• **Data extracted from a collection**:
·····
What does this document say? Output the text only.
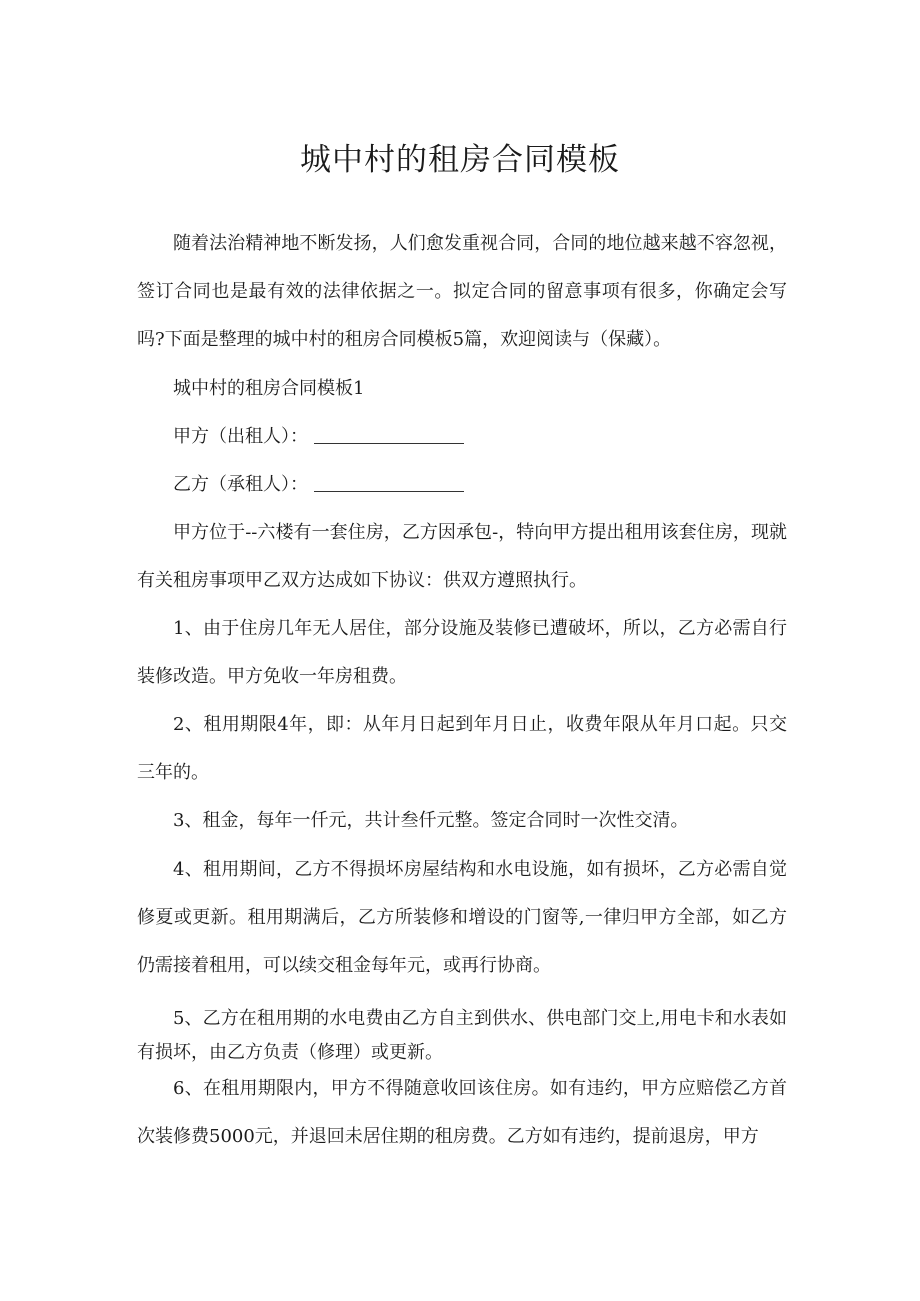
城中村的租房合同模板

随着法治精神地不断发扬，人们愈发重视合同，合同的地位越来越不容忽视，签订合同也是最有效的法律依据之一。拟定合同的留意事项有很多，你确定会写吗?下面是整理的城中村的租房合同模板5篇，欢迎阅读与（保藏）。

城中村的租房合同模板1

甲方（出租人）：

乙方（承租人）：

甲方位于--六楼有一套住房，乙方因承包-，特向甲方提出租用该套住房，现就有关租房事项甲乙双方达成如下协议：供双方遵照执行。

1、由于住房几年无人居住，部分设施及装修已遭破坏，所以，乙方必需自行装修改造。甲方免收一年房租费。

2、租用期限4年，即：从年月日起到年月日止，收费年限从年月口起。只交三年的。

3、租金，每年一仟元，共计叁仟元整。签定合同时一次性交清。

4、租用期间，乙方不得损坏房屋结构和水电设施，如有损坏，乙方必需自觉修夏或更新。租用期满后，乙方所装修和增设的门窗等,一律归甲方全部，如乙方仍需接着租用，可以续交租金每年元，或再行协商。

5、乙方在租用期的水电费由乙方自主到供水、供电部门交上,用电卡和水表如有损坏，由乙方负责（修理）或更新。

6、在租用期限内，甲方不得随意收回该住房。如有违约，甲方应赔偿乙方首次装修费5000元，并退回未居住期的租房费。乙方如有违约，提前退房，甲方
·····
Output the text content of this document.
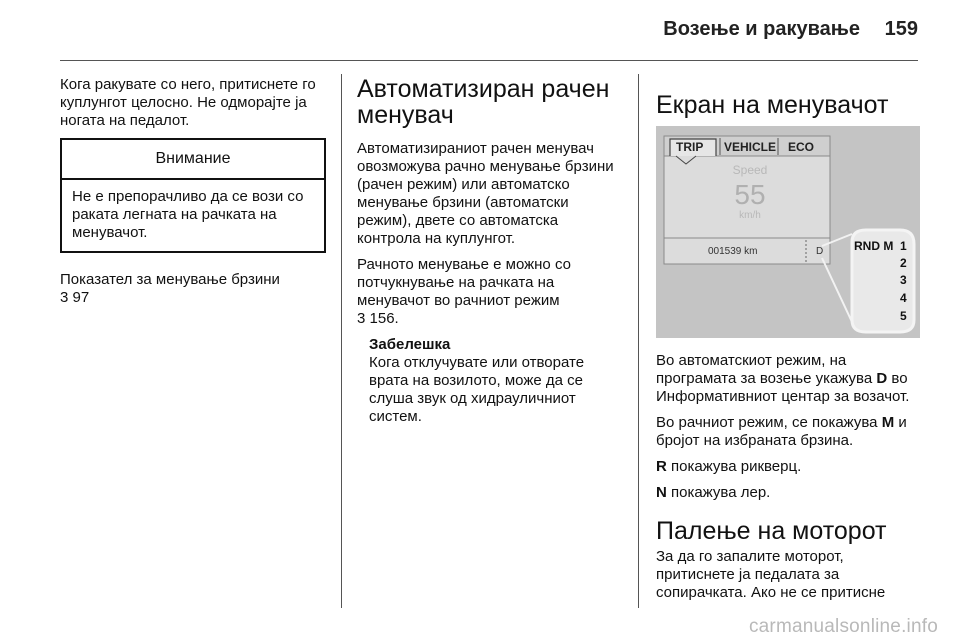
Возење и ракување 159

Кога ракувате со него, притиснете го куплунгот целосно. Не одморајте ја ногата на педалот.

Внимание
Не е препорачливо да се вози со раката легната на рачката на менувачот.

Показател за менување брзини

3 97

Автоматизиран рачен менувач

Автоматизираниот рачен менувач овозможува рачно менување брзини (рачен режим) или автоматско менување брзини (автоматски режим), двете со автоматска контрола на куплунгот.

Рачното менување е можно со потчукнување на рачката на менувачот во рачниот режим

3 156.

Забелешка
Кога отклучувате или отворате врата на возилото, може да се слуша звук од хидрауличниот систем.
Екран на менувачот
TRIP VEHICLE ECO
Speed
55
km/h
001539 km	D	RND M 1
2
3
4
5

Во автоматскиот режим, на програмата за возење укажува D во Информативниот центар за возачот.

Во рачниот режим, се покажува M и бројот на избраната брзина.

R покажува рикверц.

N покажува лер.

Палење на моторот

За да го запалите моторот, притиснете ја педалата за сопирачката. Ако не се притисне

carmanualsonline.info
·····
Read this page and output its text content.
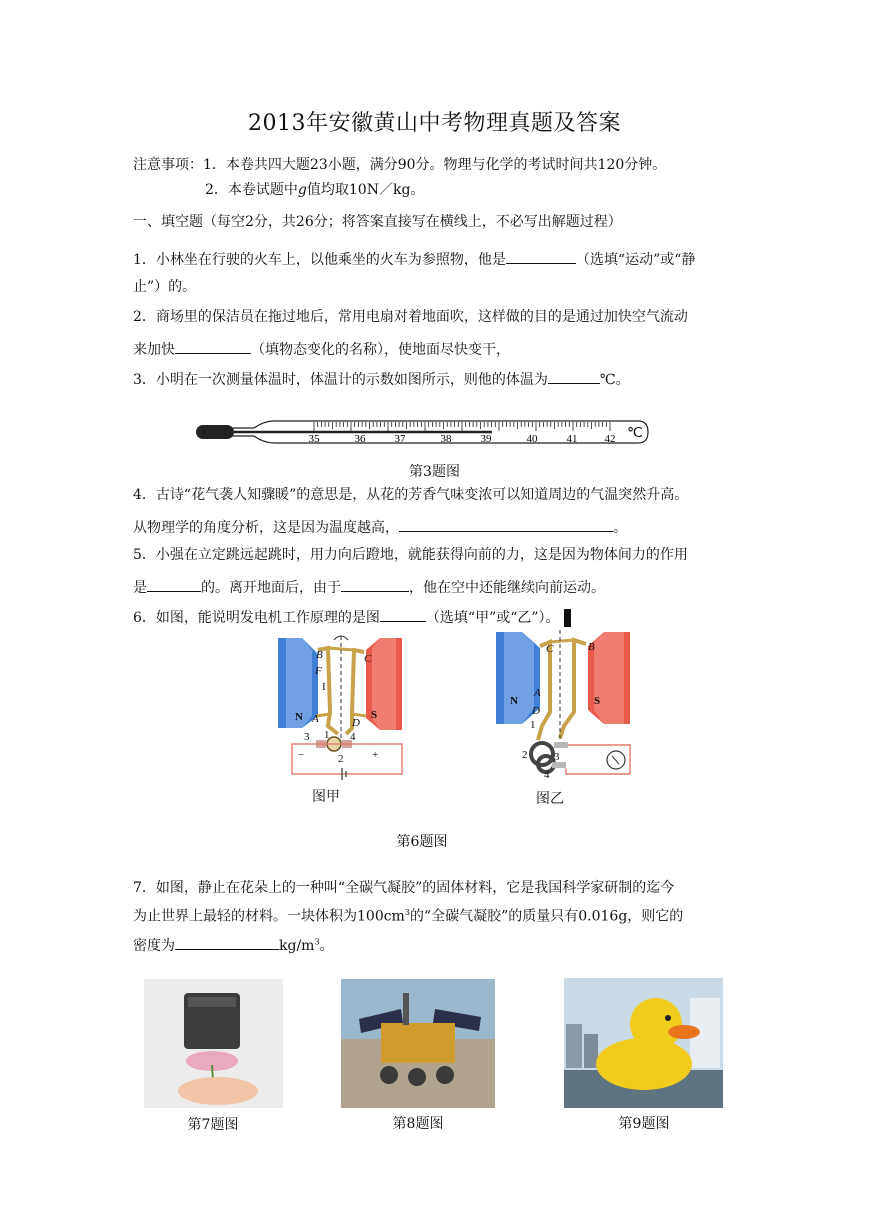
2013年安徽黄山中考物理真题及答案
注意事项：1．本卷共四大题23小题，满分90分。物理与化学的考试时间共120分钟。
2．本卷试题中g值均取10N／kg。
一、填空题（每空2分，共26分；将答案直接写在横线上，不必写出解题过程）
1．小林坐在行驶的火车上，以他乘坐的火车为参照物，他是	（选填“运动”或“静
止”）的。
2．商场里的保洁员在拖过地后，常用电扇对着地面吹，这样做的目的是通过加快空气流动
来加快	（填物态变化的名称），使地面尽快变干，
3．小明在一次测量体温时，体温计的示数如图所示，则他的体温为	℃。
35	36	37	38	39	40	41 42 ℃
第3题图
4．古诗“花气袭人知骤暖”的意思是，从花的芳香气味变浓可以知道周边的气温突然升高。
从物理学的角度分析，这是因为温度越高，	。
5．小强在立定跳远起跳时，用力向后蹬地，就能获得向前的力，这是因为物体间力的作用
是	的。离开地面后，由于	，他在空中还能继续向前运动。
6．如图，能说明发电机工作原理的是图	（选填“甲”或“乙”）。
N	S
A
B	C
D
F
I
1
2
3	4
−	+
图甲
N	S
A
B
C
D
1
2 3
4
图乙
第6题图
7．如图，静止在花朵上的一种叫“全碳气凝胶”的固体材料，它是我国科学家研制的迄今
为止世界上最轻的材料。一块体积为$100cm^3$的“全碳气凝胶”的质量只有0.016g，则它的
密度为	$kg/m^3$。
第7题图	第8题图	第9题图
·····
• **EXERCISE GOAL**:
Select and copy every line from the records that includes the word "рачниот".

• **THE ANSWER**:
Рачното менување е можно со потчукнување на рачката на менувачот во рачниот режим
Во рачниот режим, се покажува M и бројот на избраната брзина.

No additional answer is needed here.